▶ **Dataset records on visual material**

****************

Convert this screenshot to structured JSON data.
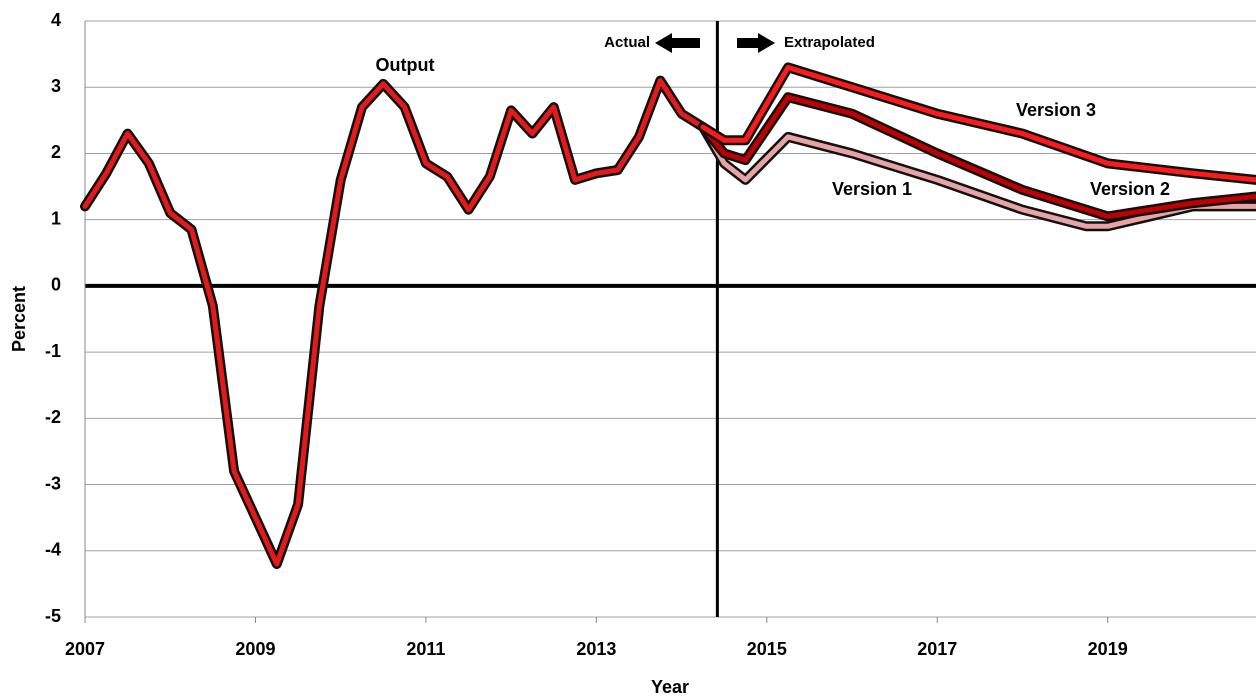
{
  "chart_data": {
    "type": "line",
    "x_label": "Year",
    "y_label": "Percent",
    "xlim": [
      2007,
      2020.74
    ],
    "xticks": [
      2007,
      2009,
      2011,
      2013,
      2015,
      2017,
      2019
    ],
    "ylim": [
      -5,
      4
    ],
    "yticks": [
      -5,
      -4,
      -3,
      -2,
      -1,
      0,
      1,
      2,
      3,
      4
    ],
    "grid": true,
    "divider": 2014.42,
    "annotations": {
      "actual": "Actual",
      "extrapolated": "Extrapolated"
    },
    "series": [
      {
        "name": "Output",
        "color": "#e41a1a",
        "x": [
          2007,
          2007.25,
          2007.5,
          2007.75,
          2008,
          2008.25,
          2008.5,
          2008.75,
          2009,
          2009.25,
          2009.5,
          2009.75,
          2010,
          2010.25,
          2010.5,
          2010.75,
          2011,
          2011.25,
          2011.5,
          2011.75,
          2012,
          2012.25,
          2012.5,
          2012.75,
          2013,
          2013.25,
          2013.5,
          2013.75,
          2014,
          2014.25
        ],
        "values": [
          1.2,
          1.7,
          2.3,
          1.85,
          1.1,
          0.85,
          -0.3,
          -2.8,
          -3.5,
          -4.2,
          -3.3,
          -0.3,
          1.6,
          2.7,
          3.05,
          2.7,
          1.85,
          1.65,
          1.15,
          1.65,
          2.65,
          2.3,
          2.7,
          1.6,
          1.7,
          1.75,
          2.25,
          3.1,
          2.6,
          2.4
        ]
      },
      {
        "name": "Version 1",
        "color": "#e8a4a4",
        "x": [
          2014.25,
          2014.5,
          2014.75,
          2015.25,
          2016,
          2017,
          2018,
          2018.75,
          2019,
          2020,
          2020.74
        ],
        "values": [
          2.4,
          1.85,
          1.6,
          2.25,
          2.0,
          1.6,
          1.15,
          0.9,
          0.9,
          1.2,
          1.2
        ]
      },
      {
        "name": "Version 2",
        "color": "#c00000",
        "x": [
          2014.25,
          2014.5,
          2014.75,
          2015.25,
          2016,
          2017,
          2018,
          2019,
          2020,
          2020.74
        ],
        "values": [
          2.4,
          2.0,
          1.9,
          2.85,
          2.6,
          2.0,
          1.45,
          1.05,
          1.25,
          1.35
        ]
      },
      {
        "name": "Version 3",
        "color": "#ff1a1a",
        "x": [
          2014.25,
          2014.5,
          2014.75,
          2015.25,
          2016,
          2017,
          2018,
          2019,
          2020,
          2020.74
        ],
        "values": [
          2.4,
          2.2,
          2.2,
          3.3,
          3.0,
          2.6,
          2.3,
          1.85,
          1.7,
          1.6
        ]
      }
    ]
  }
}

****************

▶ **Set task**
What is the number of lines in the listing that include the word "color"? Give that number and nothing else.

▶ **Full response**
4